┌─ Material shown

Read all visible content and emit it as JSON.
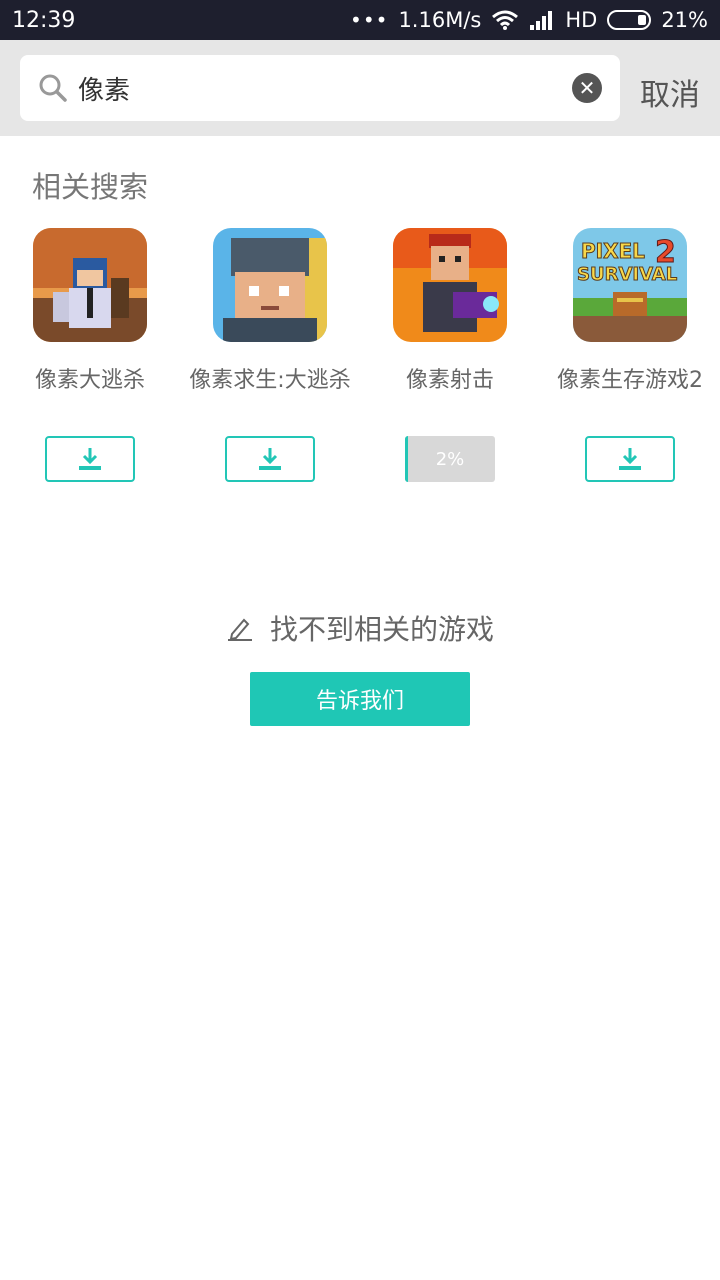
{
  "status": {
    "time": "12:39",
    "dots": "•••",
    "speed": "1.16M/s",
    "network": "HD",
    "battery": "21%"
  },
  "search": {
    "value": "像素",
    "cancel_label": "取消"
  },
  "related": {
    "title": "相关搜索",
    "apps": [
      {
        "label": "像素大逃杀",
        "action": "download"
      },
      {
        "label": "像素求生:大逃杀",
        "action": "download"
      },
      {
        "label": "像素射击",
        "action": "progress",
        "progress_text": "2%",
        "progress": 0.02
      },
      {
        "label": "像素生存游戏2",
        "action": "download"
      }
    ]
  },
  "icon4": {
    "line1": "PIXEL",
    "line2": "SURVIVAL",
    "num": "2"
  },
  "not_found": {
    "text": "找不到相关的游戏",
    "button_label": "告诉我们"
  },
  "colors": {
    "accent": "#1fc7b5",
    "status_bar": "#1e1f2e",
    "header_bg": "#e6e6e6"
  }
}
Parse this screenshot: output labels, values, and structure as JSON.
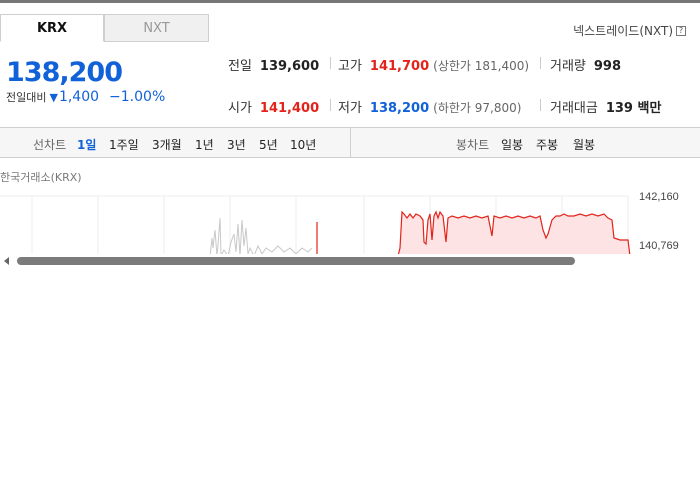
{
  "tabs": [
    {
      "label": "KRX"
    },
    {
      "label": "NXT"
    }
  ],
  "nxt_link": "넥스트레이드(NXT)",
  "help_icon": "?",
  "price": {
    "current": "138,200",
    "change_label": "전일대비",
    "change_value": "1,400",
    "change_pct": "−1.00%",
    "change_direction_icon": "down-triangle-icon"
  },
  "stats": {
    "prev_close": {
      "label": "전일",
      "value": "139,600"
    },
    "high": {
      "label": "고가",
      "value": "141,700",
      "limit": "(상한가 181,400)"
    },
    "volume": {
      "label": "거래량",
      "value": "998"
    },
    "open": {
      "label": "시가",
      "value": "141,400"
    },
    "low": {
      "label": "저가",
      "value": "138,200",
      "limit": "(하한가 97,800)"
    },
    "amount": {
      "label": "거래대금",
      "value": "139 백만"
    }
  },
  "toolbar": {
    "line_chart_label": "선차트",
    "line_periods": [
      "1일",
      "1주일",
      "3개월",
      "1년",
      "3년",
      "5년",
      "10년"
    ],
    "active_period": "1일",
    "candle_label": "봉차트",
    "candle_periods": [
      "일봉",
      "주봉",
      "월봉"
    ]
  },
  "chart": {
    "exchange_label": "한국거래소(KRX)",
    "y_ticks": [
      "142,160",
      "140,769"
    ]
  },
  "colors": {
    "up": "#e2231a",
    "down": "#1161d8",
    "area_fill": "#fde3e3"
  }
}
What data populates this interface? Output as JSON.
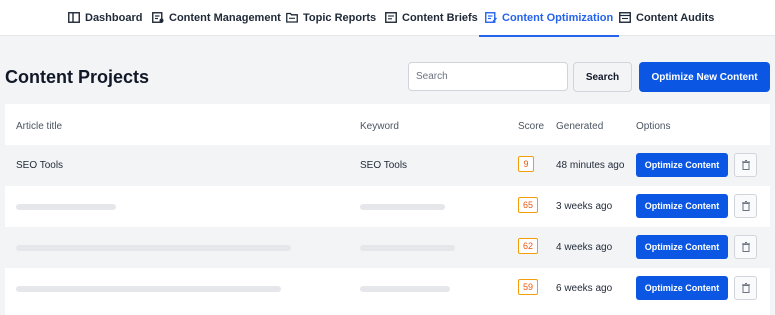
{
  "nav": {
    "tabs": [
      {
        "label": "Dashboard",
        "icon": "dashboard-icon"
      },
      {
        "label": "Content Management",
        "icon": "content-management-icon"
      },
      {
        "label": "Topic Reports",
        "icon": "folder-icon"
      },
      {
        "label": "Content Briefs",
        "icon": "brief-icon"
      },
      {
        "label": "Content Optimization",
        "icon": "optimization-icon",
        "active": true
      },
      {
        "label": "Content Audits",
        "icon": "audit-icon"
      }
    ]
  },
  "page": {
    "title": "Content Projects",
    "search_placeholder": "Search",
    "search_button": "Search",
    "primary_button": "Optimize New Content"
  },
  "table": {
    "headers": {
      "title": "Article title",
      "keyword": "Keyword",
      "score": "Score",
      "generated": "Generated",
      "options": "Options"
    },
    "rows": [
      {
        "title": "SEO Tools",
        "keyword": "SEO Tools",
        "score": "9",
        "generated": "48 minutes ago",
        "action": "Optimize Content",
        "blurred": false
      },
      {
        "title": "",
        "keyword": "",
        "score": "65",
        "generated": "3 weeks ago",
        "action": "Optimize Content",
        "blurred": true
      },
      {
        "title": "",
        "keyword": "",
        "score": "62",
        "generated": "4 weeks ago",
        "action": "Optimize Content",
        "blurred": true
      },
      {
        "title": "",
        "keyword": "",
        "score": "59",
        "generated": "6 weeks ago",
        "action": "Optimize Content",
        "blurred": true
      }
    ]
  },
  "colors": {
    "accent": "#0b57e3",
    "active_tab": "#2563eb",
    "score_border": "#f59e0b",
    "score_text": "#ea580c"
  }
}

└─

* [Exercise directions]: Give the material again exactly as it is, but keep the pictures out.

* [Result]:
Read all visible content and emit it as JSON.
{
  "status": {
    "time": "12:39",
    "dots": "•••",
    "speed": "1.16M/s",
    "network": "HD",
    "battery": "21%"
  },
  "search": {
    "value": "像素",
    "cancel_label": "取消"
  },
  "related": {
    "title": "相关搜索",
    "apps": [
      {
        "label": "像素大逃杀",
        "action": "download"
      },
      {
        "label": "像素求生:大逃杀",
        "action": "download"
      },
      {
        "label": "像素射击",
        "action": "progress",
        "progress_text": "2%",
        "progress": 0.02
      },
      {
        "label": "像素生存游戏2",
        "action": "download"
      }
    ]
  },
  "icon4": {
    "line1": "PIXEL",
    "line2": "SURVIVAL",
    "num": "2"
  },
  "not_found": {
    "text": "找不到相关的游戏",
    "button_label": "告诉我们"
  },
  "colors": {
    "accent": "#1fc7b5",
    "status_bar": "#1e1f2e",
    "header_bg": "#e6e6e6"
  }
}
Parse this screenshot: output labels, values, and structure as JSON.
{
  "tabs": [
    {
      "label": "KRX"
    },
    {
      "label": "NXT"
    }
  ],
  "nxt_link": "넥스트레이드(NXT)",
  "help_icon": "?",
  "price": {
    "current": "138,200",
    "change_label": "전일대비",
    "change_value": "1,400",
    "change_pct": "−1.00%",
    "change_direction_icon": "down-triangle-icon"
  },
  "stats": {
    "prev_close": {
      "label": "전일",
      "value": "139,600"
    },
    "high": {
      "label": "고가",
      "value": "141,700",
      "limit": "(상한가 181,400)"
    },
    "volume": {
      "label": "거래량",
      "value": "998"
    },
    "open": {
      "label": "시가",
      "value": "141,400"
    },
    "low": {
      "label": "저가",
      "value": "138,200",
      "limit": "(하한가 97,800)"
    },
    "amount": {
      "label": "거래대금",
      "value": "139 백만"
    }
  },
  "toolbar": {
    "line_chart_label": "선차트",
    "line_periods": [
      "1일",
      "1주일",
      "3개월",
      "1년",
      "3년",
      "5년",
      "10년"
    ],
    "active_period": "1일",
    "candle_label": "봉차트",
    "candle_periods": [
      "일봉",
      "주봉",
      "월봉"
    ]
  },
  "chart": {
    "exchange_label": "한국거래소(KRX)",
    "y_ticks": [
      "142,160",
      "140,769"
    ]
  },
  "colors": {
    "up": "#e2231a",
    "down": "#1161d8",
    "area_fill": "#fde3e3"
  }
}
What data populates this interface? Output as JSON.
{
  "nav": {
    "tabs": [
      {
        "label": "Dashboard",
        "icon": "dashboard-icon"
      },
      {
        "label": "Content Management",
        "icon": "content-management-icon"
      },
      {
        "label": "Topic Reports",
        "icon": "folder-icon"
      },
      {
        "label": "Content Briefs",
        "icon": "brief-icon"
      },
      {
        "label": "Content Optimization",
        "icon": "optimization-icon",
        "active": true
      },
      {
        "label": "Content Audits",
        "icon": "audit-icon"
      }
    ]
  },
  "page": {
    "title": "Content Projects",
    "search_placeholder": "Search",
    "search_button": "Search",
    "primary_button": "Optimize New Content"
  },
  "table": {
    "headers": {
      "title": "Article title",
      "keyword": "Keyword",
      "score": "Score",
      "generated": "Generated",
      "options": "Options"
    },
    "rows": [
      {
        "title": "SEO Tools",
        "keyword": "SEO Tools",
        "score": "9",
        "generated": "48 minutes ago",
        "action": "Optimize Content",
        "blurred": false
      },
      {
        "title": "",
        "keyword": "",
        "score": "65",
        "generated": "3 weeks ago",
        "action": "Optimize Content",
        "blurred": true
      },
      {
        "title": "",
        "keyword": "",
        "score": "62",
        "generated": "4 weeks ago",
        "action": "Optimize Content",
        "blurred": true
      },
      {
        "title": "",
        "keyword": "",
        "score": "59",
        "generated": "6 weeks ago",
        "action": "Optimize Content",
        "blurred": true
      }
    ]
  },
  "colors": {
    "accent": "#0b57e3",
    "active_tab": "#2563eb",
    "score_border": "#f59e0b",
    "score_text": "#ea580c"
  }
}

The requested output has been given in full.